**Aim of the exercise**. Return, as a JSON list of strings with one string per line and blank lines omitted, the portion of the material that opens with the line containing "profile-name: Fabia Lewis" and closes with the line containing "sidebar-divider [94, 241, 95, 346]", both of those lines included.
☆ ☆ ☆ ☆ ☆ ☆ ☆
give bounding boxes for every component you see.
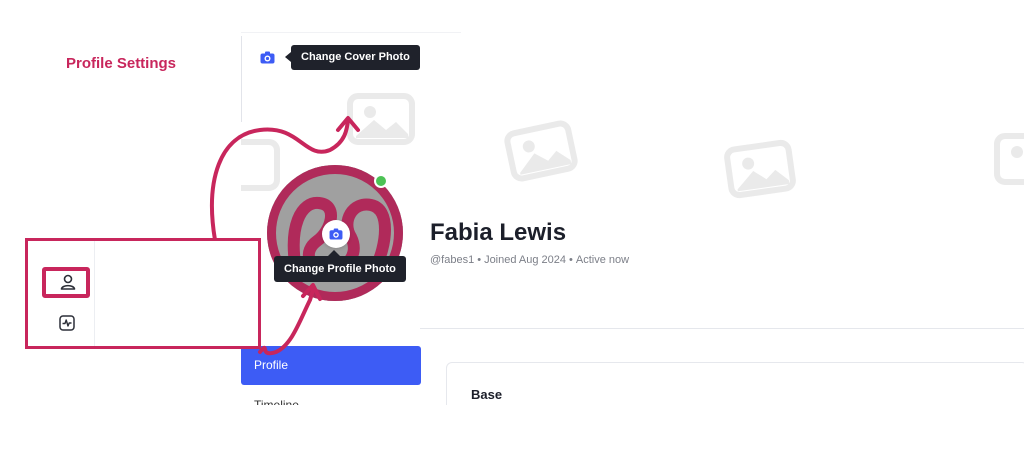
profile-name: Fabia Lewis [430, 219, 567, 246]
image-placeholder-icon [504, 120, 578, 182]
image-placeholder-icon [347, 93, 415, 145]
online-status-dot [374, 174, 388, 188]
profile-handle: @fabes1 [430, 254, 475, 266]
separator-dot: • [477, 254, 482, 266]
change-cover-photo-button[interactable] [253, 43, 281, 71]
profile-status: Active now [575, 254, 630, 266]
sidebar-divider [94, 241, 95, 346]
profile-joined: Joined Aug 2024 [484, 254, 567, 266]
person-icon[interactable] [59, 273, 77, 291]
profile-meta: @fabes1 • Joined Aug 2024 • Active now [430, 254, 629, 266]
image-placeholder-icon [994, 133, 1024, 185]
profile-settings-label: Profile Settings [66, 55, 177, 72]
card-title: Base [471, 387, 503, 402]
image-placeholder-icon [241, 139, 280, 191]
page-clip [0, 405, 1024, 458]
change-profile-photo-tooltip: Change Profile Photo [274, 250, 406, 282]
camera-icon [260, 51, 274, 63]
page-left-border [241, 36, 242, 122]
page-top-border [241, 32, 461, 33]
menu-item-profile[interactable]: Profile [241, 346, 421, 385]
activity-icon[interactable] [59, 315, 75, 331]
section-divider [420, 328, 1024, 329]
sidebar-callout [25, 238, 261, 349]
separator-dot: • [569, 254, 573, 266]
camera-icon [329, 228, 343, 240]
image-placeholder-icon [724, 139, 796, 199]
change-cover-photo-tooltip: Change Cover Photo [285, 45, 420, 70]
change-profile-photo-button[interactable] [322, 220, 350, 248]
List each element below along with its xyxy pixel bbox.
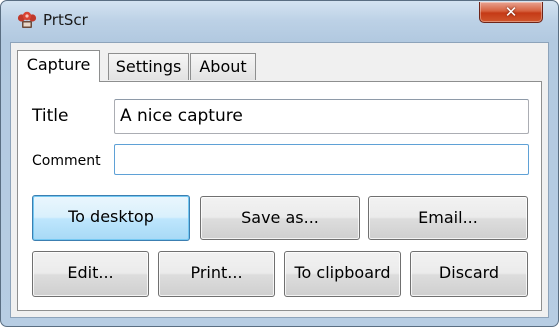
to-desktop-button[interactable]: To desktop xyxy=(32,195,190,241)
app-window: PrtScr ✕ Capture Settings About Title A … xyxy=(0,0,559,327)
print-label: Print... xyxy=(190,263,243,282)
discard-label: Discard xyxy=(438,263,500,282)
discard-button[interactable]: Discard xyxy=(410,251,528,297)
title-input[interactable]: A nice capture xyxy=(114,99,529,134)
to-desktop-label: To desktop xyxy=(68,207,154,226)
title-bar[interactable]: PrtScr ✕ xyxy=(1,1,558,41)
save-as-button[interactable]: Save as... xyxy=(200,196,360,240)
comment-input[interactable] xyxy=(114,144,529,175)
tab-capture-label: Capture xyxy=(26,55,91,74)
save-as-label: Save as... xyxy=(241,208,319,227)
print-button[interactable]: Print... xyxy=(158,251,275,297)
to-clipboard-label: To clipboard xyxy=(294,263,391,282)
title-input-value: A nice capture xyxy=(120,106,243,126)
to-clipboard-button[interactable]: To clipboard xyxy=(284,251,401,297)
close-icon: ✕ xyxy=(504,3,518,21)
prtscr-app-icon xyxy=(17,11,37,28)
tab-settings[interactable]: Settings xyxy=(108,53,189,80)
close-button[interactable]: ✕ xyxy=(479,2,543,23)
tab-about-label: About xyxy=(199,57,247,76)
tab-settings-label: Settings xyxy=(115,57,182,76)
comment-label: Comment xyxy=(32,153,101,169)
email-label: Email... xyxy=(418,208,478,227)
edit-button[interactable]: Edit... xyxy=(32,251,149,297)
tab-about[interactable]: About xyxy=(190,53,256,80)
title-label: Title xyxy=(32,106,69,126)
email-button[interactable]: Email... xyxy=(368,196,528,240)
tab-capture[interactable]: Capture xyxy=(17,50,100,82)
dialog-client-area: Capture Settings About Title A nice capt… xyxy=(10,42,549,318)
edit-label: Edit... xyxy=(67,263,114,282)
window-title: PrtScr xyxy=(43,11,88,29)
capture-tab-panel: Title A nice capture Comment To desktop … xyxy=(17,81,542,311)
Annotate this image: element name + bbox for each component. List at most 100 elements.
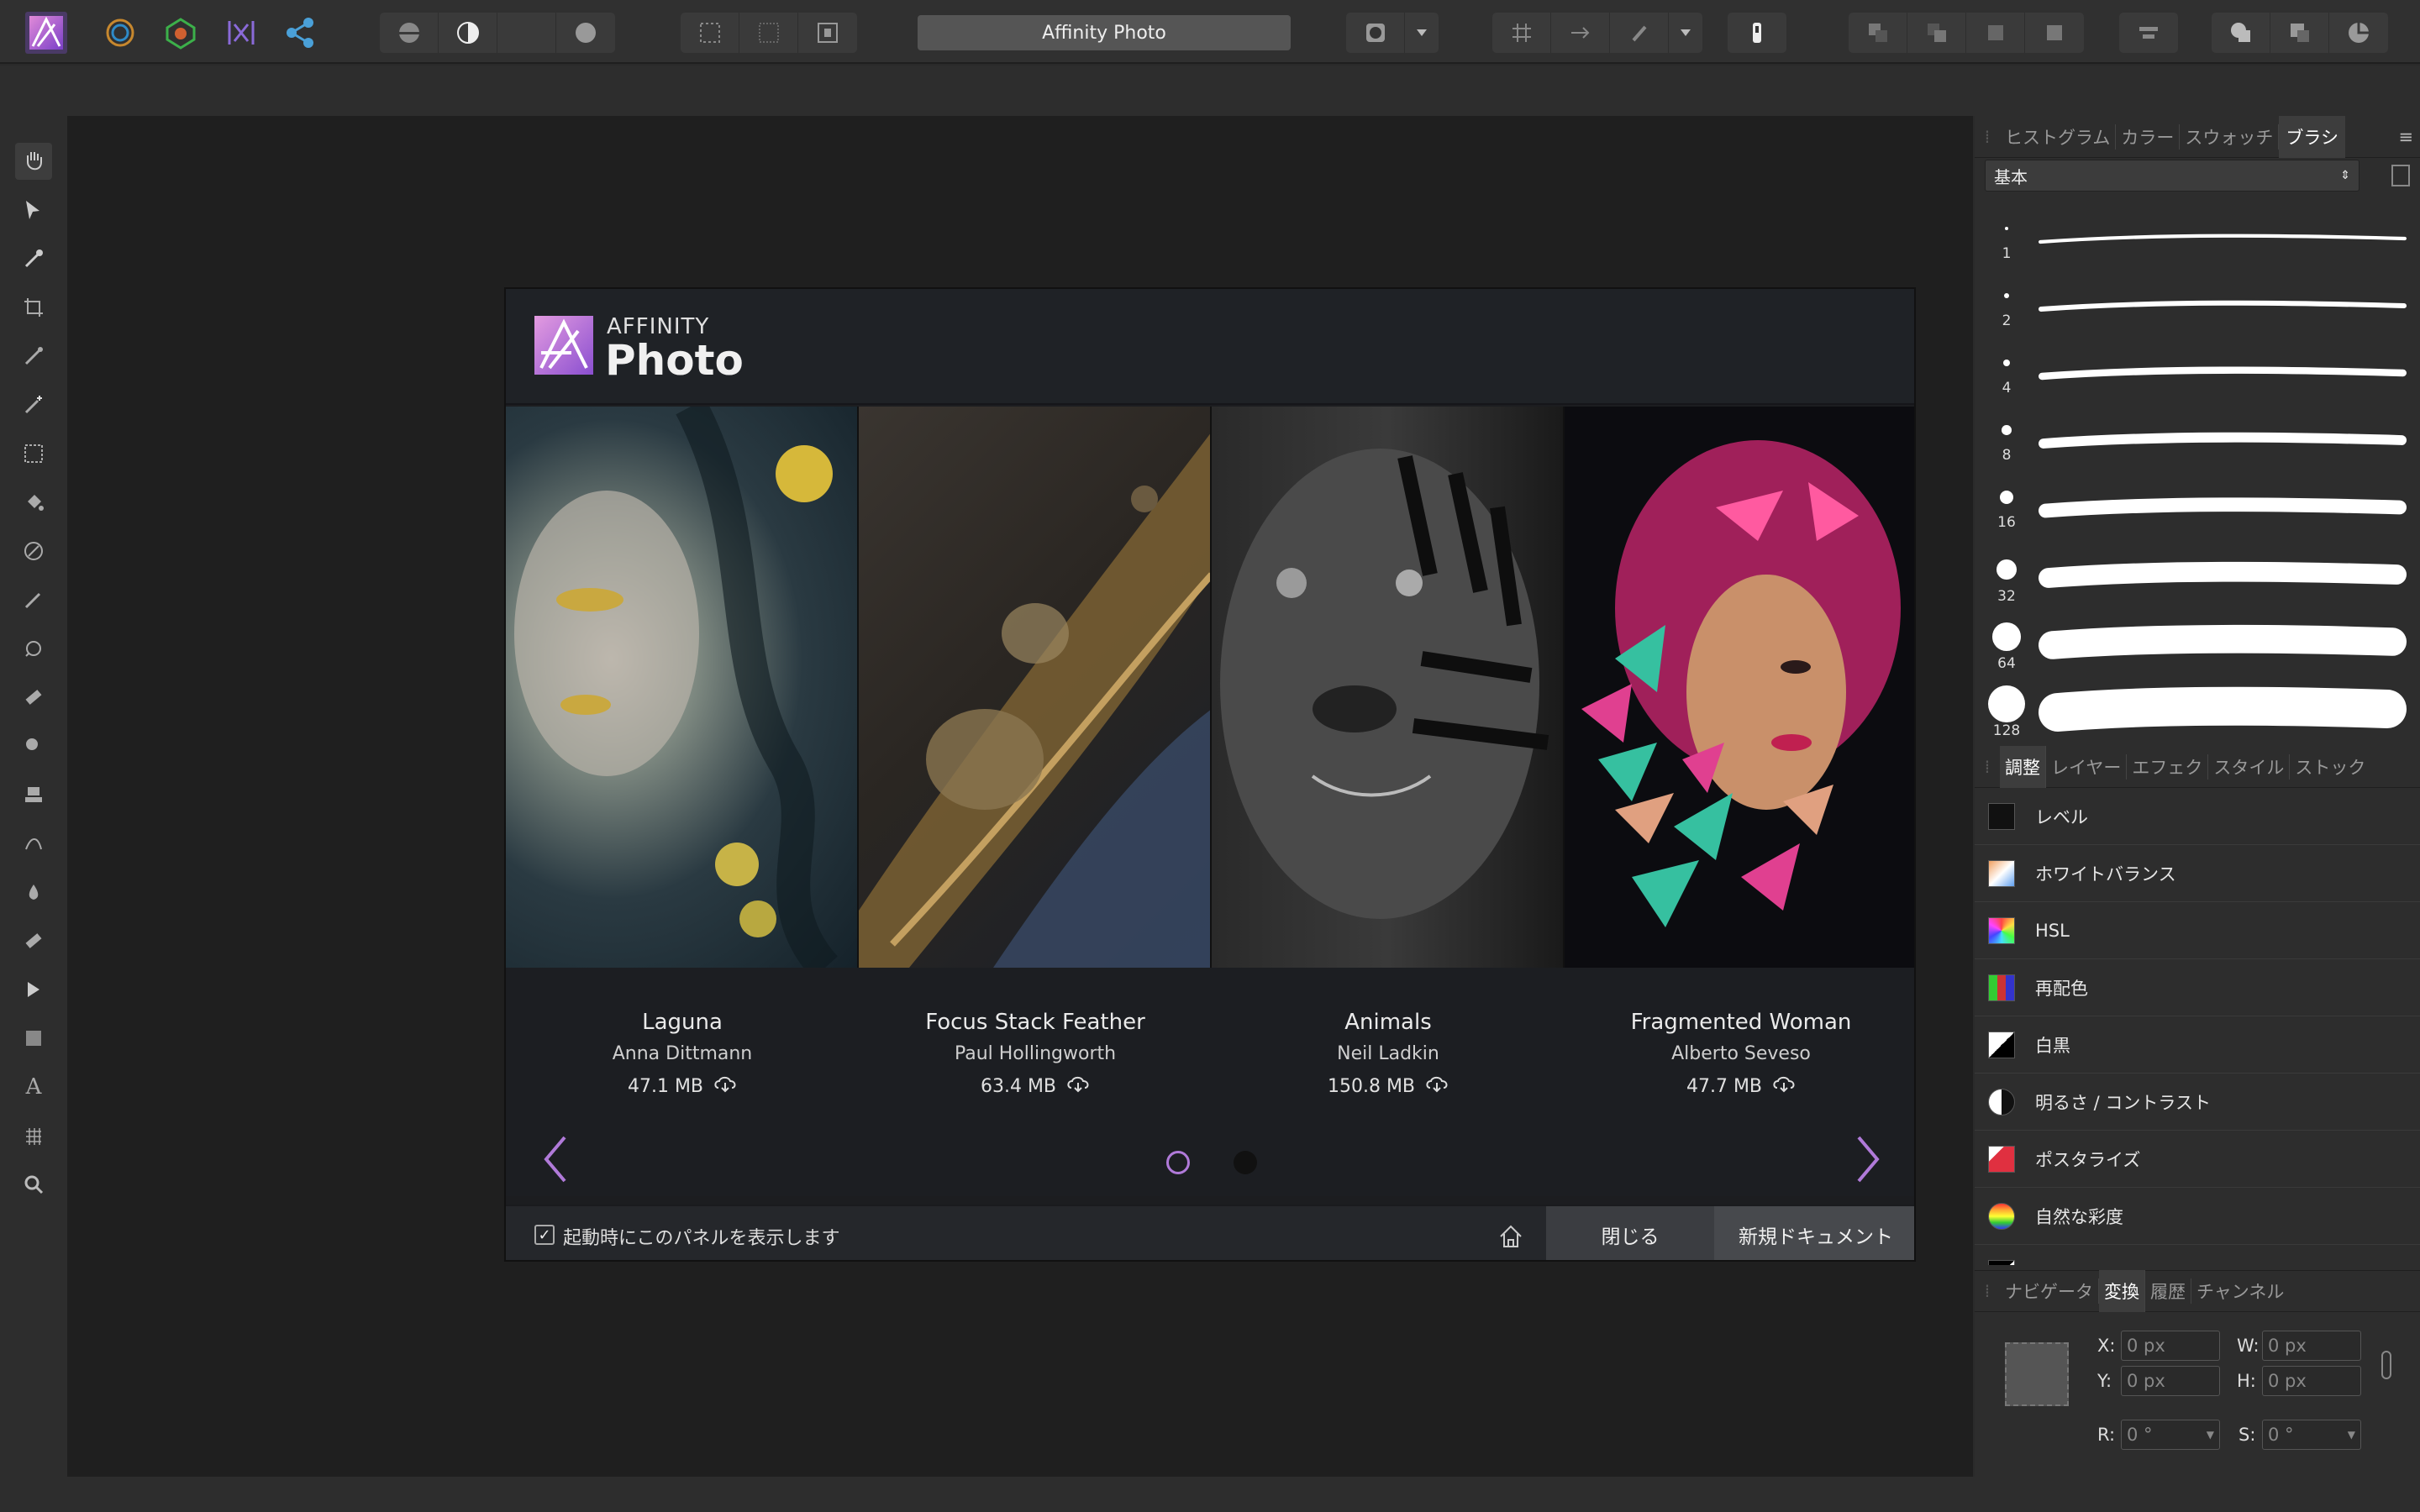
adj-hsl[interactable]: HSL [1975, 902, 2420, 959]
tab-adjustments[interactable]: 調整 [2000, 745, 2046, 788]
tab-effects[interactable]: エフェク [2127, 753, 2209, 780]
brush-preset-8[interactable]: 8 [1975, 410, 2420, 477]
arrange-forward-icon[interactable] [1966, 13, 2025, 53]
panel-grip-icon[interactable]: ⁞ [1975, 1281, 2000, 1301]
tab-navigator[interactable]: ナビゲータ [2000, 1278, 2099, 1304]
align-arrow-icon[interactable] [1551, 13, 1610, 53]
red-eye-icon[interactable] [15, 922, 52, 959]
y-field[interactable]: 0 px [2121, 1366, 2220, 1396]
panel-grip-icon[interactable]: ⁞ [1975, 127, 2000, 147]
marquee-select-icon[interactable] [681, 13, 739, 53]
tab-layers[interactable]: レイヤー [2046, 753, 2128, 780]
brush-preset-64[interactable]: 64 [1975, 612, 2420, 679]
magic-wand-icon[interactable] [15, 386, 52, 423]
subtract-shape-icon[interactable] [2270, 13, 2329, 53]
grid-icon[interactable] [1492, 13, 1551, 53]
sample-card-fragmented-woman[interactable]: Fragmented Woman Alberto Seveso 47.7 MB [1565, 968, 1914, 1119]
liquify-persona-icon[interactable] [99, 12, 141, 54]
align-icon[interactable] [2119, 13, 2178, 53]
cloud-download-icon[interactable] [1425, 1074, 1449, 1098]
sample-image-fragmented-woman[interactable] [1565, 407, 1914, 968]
☆ ☆ ☆ ☆ ☆ ☆ ☆
**Response to the exercise**.
[
  "profile-name: Fabia Lewis [430, 219, 567, 246]",
  "image-placeholder-icon [504, 120, 578, 182]",
  "image-placeholder-icon [347, 93, 415, 145]",
  "online-status-dot [374, 174, 388, 188]",
  "profile-handle: @fabes1 [430, 254, 475, 266]",
  "separator-dot: • [477, 254, 482, 266]",
  "change-cover-photo-button[interactable] [253, 43, 281, 71]",
  "profile-status: Active now [575, 254, 630, 266]",
  "sidebar-divider [94, 241, 95, 346]"
]